* **Supplied information**
------------
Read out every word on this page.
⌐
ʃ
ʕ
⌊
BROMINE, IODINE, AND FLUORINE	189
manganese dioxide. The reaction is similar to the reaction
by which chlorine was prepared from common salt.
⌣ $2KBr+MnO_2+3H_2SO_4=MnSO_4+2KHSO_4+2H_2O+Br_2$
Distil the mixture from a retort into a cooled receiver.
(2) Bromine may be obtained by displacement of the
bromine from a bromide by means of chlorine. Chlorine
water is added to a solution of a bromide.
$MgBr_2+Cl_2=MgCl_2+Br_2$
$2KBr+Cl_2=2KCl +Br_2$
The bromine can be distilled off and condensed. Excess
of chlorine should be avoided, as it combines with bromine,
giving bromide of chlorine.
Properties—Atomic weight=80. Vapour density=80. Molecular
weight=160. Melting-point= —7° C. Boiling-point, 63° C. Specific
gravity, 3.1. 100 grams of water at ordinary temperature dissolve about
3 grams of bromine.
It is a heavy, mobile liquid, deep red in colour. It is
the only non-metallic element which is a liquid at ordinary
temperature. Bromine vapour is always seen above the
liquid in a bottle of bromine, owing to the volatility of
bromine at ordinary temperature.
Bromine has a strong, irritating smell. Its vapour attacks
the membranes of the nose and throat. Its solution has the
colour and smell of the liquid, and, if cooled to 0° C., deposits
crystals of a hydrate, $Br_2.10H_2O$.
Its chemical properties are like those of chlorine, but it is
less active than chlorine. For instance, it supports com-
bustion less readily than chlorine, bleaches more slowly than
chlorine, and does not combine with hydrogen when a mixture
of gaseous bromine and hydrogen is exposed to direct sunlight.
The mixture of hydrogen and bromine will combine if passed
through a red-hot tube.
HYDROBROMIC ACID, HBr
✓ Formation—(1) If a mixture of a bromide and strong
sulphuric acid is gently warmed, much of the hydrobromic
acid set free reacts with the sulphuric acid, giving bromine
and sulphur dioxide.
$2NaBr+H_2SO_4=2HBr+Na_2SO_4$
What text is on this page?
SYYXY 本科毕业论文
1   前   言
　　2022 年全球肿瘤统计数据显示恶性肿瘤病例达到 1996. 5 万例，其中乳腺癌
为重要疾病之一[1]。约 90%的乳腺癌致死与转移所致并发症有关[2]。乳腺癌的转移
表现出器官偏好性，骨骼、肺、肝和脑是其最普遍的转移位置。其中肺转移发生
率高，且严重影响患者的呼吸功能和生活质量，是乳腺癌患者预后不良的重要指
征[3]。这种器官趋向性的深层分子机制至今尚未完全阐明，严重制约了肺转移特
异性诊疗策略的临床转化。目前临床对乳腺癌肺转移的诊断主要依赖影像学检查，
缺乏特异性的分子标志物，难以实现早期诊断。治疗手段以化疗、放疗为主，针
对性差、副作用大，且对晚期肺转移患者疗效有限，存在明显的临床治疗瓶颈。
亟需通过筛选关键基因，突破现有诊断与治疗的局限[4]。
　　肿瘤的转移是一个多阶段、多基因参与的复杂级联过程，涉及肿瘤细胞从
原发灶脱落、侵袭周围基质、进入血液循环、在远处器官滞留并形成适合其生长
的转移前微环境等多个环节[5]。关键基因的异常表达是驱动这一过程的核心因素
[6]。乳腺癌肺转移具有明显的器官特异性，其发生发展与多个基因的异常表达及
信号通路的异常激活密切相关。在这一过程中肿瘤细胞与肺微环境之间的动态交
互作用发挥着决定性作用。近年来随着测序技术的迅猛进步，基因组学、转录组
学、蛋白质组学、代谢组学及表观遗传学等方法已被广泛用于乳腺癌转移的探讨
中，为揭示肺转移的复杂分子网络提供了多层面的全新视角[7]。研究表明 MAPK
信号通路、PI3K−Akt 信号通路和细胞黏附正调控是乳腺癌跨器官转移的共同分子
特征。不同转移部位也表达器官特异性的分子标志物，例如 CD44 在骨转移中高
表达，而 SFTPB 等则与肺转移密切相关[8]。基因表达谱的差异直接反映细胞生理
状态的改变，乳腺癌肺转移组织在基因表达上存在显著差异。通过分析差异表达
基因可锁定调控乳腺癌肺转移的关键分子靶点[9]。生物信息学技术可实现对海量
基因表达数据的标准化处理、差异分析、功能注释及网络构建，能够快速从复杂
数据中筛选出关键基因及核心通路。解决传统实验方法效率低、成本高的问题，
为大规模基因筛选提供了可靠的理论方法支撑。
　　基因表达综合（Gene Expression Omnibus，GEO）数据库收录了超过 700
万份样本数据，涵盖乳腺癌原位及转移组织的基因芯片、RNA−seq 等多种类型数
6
------------
Type out the full listing again, exactly as given.

Read out every word on this page.
⌐
ʃ
ʕ
⌊
BROMINE, IODINE, AND FLUORINE	189
manganese dioxide. The reaction is similar to the reaction
by which chlorine was prepared from common salt.
⌣ $2KBr+MnO_2+3H_2SO_4=MnSO_4+2KHSO_4+2H_2O+Br_2$
Distil the mixture from a retort into a cooled receiver.
(2) Bromine may be obtained by displacement of the
bromine from a bromide by means of chlorine. Chlorine
water is added to a solution of a bromide.
$MgBr_2+Cl_2=MgCl_2+Br_2$
$2KBr+Cl_2=2KCl +Br_2$
The bromine can be distilled off and condensed. Excess
of chlorine should be avoided, as it combines with bromine,
giving bromide of chlorine.
Properties—Atomic weight=80. Vapour density=80. Molecular
weight=160. Melting-point= —7° C. Boiling-point, 63° C. Specific
gravity, 3.1. 100 grams of water at ordinary temperature dissolve about
3 grams of bromine.
It is a heavy, mobile liquid, deep red in colour. It is
the only non-metallic element which is a liquid at ordinary
temperature. Bromine vapour is always seen above the
liquid in a bottle of bromine, owing to the volatility of
bromine at ordinary temperature.
Bromine has a strong, irritating smell. Its vapour attacks
the membranes of the nose and throat. Its solution has the
colour and smell of the liquid, and, if cooled to 0° C., deposits
crystals of a hydrate, $Br_2.10H_2O$.
Its chemical properties are like those of chlorine, but it is
less active than chlorine. For instance, it supports com-
bustion less readily than chlorine, bleaches more slowly than
chlorine, and does not combine with hydrogen when a mixture
of gaseous bromine and hydrogen is exposed to direct sunlight.
The mixture of hydrogen and bromine will combine if passed
through a red-hot tube.
HYDROBROMIC ACID, HBr
✓ Formation—(1) If a mixture of a bromide and strong
sulphuric acid is gently warmed, much of the hydrobromic
acid set free reacts with the sulphuric acid, giving bromine
and sulphur dioxide.
$2NaBr+H_2SO_4=2HBr+Na_2SO_4$
What text is on this page?
SYYXY 本科毕业论文
1   前   言
　　2022 年全球肿瘤统计数据显示恶性肿瘤病例达到 1996. 5 万例，其中乳腺癌
为重要疾病之一[1]。约 90%的乳腺癌致死与转移所致并发症有关[2]。乳腺癌的转移
表现出器官偏好性，骨骼、肺、肝和脑是其最普遍的转移位置。其中肺转移发生
率高，且严重影响患者的呼吸功能和生活质量，是乳腺癌患者预后不良的重要指
征[3]。这种器官趋向性的深层分子机制至今尚未完全阐明，严重制约了肺转移特
异性诊疗策略的临床转化。目前临床对乳腺癌肺转移的诊断主要依赖影像学检查，
缺乏特异性的分子标志物，难以实现早期诊断。治疗手段以化疗、放疗为主，针
对性差、副作用大，且对晚期肺转移患者疗效有限，存在明显的临床治疗瓶颈。
亟需通过筛选关键基因，突破现有诊断与治疗的局限[4]。
　　肿瘤的转移是一个多阶段、多基因参与的复杂级联过程，涉及肿瘤细胞从
原发灶脱落、侵袭周围基质、进入血液循环、在远处器官滞留并形成适合其生长
的转移前微环境等多个环节[5]。关键基因的异常表达是驱动这一过程的核心因素
[6]。乳腺癌肺转移具有明显的器官特异性，其发生发展与多个基因的异常表达及
信号通路的异常激活密切相关。在这一过程中肿瘤细胞与肺微环境之间的动态交
互作用发挥着决定性作用。近年来随着测序技术的迅猛进步，基因组学、转录组
学、蛋白质组学、代谢组学及表观遗传学等方法已被广泛用于乳腺癌转移的探讨
中，为揭示肺转移的复杂分子网络提供了多层面的全新视角[7]。研究表明 MAPK
信号通路、PI3K−Akt 信号通路和细胞黏附正调控是乳腺癌跨器官转移的共同分子
特征。不同转移部位也表达器官特异性的分子标志物，例如 CD44 在骨转移中高
表达，而 SFTPB 等则与肺转移密切相关[8]。基因表达谱的差异直接反映细胞生理
状态的改变，乳腺癌肺转移组织在基因表达上存在显著差异。通过分析差异表达
基因可锁定调控乳腺癌肺转移的关键分子靶点[9]。生物信息学技术可实现对海量
基因表达数据的标准化处理、差异分析、功能注释及网络构建，能够快速从复杂
数据中筛选出关键基因及核心通路。解决传统实验方法效率低、成本高的问题，
为大规模基因筛选提供了可靠的理论方法支撑。
　　基因表达综合（Gene Expression Omnibus，GEO）数据库收录了超过 700
万份样本数据，涵盖乳腺癌原位及转移组织的基因芯片、RNA−seq 等多种类型数
6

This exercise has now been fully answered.